▶ [WRITTEN EXERCISE]:
Copy out the rows from the one containing "wire junction up" down to the one containing "node junctions on x66 [65, 113, 67, 115]", both included, word for word, and nothing else.

* begin SUPPLIED MATERIAL *

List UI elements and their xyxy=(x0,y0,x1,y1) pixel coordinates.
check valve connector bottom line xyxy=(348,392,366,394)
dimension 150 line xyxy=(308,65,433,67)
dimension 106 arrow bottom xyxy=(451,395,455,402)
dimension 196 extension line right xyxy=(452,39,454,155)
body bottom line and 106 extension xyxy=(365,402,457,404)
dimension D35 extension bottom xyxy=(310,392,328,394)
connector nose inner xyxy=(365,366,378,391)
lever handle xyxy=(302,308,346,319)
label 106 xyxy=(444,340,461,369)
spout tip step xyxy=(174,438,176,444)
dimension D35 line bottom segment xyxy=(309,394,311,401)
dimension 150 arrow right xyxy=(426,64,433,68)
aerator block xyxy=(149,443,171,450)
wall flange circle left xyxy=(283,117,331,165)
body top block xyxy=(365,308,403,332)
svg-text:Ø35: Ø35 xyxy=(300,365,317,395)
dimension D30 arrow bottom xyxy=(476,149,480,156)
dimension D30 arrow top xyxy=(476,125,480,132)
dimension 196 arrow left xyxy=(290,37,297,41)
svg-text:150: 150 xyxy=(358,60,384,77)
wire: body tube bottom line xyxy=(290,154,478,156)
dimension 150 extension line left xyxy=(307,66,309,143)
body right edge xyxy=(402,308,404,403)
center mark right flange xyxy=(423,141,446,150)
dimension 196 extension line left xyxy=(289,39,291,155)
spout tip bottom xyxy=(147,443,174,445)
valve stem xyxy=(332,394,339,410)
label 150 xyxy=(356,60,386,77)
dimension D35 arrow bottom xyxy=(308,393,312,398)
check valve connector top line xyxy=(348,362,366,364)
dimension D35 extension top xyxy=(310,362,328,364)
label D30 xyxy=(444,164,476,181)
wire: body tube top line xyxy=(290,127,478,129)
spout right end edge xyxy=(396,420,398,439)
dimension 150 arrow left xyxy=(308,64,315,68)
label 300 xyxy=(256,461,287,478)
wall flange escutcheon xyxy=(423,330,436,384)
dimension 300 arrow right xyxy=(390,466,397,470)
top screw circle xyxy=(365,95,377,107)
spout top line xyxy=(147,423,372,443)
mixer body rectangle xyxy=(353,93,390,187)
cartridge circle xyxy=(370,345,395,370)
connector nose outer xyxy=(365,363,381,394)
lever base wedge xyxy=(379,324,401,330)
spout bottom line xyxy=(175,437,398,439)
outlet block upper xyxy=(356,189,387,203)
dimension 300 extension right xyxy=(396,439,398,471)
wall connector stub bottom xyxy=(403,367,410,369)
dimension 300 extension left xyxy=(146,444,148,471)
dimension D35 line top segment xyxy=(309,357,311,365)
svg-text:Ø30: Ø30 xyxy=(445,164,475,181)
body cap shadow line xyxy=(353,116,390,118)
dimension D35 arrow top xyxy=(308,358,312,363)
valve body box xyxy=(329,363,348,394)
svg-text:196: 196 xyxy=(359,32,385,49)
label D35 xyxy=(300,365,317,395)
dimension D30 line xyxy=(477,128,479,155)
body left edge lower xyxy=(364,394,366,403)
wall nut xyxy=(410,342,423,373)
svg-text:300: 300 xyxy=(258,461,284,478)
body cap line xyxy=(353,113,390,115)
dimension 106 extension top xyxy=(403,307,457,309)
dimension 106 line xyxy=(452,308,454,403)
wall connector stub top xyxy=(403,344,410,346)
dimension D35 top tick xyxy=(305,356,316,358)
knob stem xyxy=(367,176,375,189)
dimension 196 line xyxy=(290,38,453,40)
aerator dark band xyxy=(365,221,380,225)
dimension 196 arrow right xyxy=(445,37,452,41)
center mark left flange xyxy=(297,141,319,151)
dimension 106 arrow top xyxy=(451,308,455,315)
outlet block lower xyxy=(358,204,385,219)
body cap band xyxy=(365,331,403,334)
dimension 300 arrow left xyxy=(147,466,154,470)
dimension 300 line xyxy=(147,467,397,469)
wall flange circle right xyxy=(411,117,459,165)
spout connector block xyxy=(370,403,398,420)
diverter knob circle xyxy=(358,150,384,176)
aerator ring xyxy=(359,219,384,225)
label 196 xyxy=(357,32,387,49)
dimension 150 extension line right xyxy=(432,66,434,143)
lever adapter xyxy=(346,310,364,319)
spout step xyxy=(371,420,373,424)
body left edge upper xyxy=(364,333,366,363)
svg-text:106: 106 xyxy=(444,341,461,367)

* end SUPPLIED MATERIAL *
* begin SUPPLIED MATERIAL *

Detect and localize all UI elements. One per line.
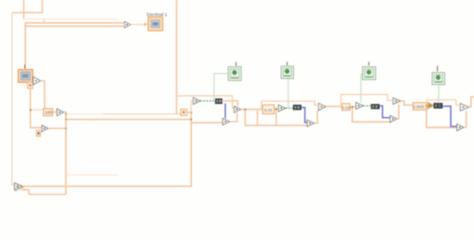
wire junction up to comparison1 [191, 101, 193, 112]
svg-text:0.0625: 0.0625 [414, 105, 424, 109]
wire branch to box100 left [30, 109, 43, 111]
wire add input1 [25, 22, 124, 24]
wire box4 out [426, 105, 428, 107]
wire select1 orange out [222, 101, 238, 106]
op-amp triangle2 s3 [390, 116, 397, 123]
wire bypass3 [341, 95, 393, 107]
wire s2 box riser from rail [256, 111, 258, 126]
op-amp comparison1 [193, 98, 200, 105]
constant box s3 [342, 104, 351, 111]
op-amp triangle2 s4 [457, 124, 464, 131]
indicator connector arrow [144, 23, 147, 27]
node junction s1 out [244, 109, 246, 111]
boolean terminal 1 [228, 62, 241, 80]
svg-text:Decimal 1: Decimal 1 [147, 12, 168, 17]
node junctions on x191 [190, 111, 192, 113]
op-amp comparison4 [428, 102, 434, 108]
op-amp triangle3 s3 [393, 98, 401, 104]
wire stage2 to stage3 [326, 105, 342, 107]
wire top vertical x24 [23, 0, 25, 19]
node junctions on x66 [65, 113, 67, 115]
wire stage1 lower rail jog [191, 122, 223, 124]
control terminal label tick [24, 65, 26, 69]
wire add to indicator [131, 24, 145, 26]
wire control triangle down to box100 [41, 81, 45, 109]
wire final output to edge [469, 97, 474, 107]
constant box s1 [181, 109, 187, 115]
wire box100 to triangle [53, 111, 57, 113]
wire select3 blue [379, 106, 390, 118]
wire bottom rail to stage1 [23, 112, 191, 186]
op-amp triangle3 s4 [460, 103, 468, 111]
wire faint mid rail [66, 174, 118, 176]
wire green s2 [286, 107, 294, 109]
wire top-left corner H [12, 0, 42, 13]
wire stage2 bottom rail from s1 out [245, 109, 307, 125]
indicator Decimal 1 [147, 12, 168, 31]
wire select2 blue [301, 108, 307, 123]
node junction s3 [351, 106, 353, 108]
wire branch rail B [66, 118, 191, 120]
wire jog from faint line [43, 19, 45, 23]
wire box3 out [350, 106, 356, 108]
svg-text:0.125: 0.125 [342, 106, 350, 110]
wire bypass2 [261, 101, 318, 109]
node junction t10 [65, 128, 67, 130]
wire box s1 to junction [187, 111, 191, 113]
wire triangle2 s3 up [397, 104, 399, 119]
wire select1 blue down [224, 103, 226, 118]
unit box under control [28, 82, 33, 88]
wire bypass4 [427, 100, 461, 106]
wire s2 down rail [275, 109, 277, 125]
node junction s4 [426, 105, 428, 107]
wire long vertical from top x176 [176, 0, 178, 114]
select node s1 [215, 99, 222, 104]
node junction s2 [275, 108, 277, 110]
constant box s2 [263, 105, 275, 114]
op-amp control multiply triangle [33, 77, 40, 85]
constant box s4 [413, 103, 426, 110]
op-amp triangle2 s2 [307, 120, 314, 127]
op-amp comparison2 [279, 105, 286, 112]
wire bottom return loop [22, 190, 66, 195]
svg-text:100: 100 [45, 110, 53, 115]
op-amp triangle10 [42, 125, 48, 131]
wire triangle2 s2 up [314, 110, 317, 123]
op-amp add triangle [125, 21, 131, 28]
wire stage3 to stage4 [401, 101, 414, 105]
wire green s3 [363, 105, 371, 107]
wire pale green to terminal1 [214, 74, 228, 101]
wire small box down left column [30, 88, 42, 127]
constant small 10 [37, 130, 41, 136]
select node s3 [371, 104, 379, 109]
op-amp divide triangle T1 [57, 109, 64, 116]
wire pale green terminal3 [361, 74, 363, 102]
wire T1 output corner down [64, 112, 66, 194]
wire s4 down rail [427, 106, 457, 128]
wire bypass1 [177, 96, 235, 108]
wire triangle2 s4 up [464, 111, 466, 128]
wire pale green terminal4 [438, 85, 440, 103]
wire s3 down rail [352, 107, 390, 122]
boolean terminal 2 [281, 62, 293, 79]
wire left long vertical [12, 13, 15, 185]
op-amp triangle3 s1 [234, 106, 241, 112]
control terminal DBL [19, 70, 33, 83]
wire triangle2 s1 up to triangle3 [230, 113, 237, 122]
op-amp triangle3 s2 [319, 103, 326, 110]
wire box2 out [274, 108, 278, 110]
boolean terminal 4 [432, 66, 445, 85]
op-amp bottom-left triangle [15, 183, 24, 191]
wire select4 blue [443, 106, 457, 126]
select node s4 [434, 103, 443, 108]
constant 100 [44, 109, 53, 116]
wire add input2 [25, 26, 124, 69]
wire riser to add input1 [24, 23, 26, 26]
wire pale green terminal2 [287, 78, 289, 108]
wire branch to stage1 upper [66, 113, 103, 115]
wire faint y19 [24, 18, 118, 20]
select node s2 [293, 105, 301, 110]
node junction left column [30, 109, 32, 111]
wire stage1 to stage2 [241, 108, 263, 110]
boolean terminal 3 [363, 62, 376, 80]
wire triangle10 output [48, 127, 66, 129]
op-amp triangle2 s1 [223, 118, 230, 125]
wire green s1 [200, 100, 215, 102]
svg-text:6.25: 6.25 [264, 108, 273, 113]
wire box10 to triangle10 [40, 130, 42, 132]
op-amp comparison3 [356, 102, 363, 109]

* end SUPPLIED MATERIAL *

▶ [RESULT]:
wire junction up to comparison1 [191, 101, 193, 112]
svg-text:0.0625: 0.0625 [414, 105, 424, 109]
wire branch to box100 left [30, 109, 43, 111]
wire add input1 [25, 22, 124, 24]
wire box4 out [426, 105, 428, 107]
wire select1 orange out [222, 101, 238, 106]
op-amp triangle2 s3 [390, 116, 397, 123]
wire bypass3 [341, 95, 393, 107]
wire s2 box riser from rail [256, 111, 258, 126]
op-amp comparison1 [193, 98, 200, 105]
constant box s3 [342, 104, 351, 111]
op-amp triangle2 s4 [457, 124, 464, 131]
indicator connector arrow [144, 23, 147, 27]
node junction s1 out [244, 109, 246, 111]
boolean terminal 1 [228, 62, 241, 80]
svg-text:Decimal 1: Decimal 1 [147, 12, 168, 17]
node junctions on x191 [190, 111, 192, 113]
op-amp comparison4 [428, 102, 434, 108]
op-amp triangle3 s3 [393, 98, 401, 104]
wire stage2 to stage3 [326, 105, 342, 107]
wire top vertical x24 [23, 0, 25, 19]
node junctions on x66 [65, 113, 67, 115]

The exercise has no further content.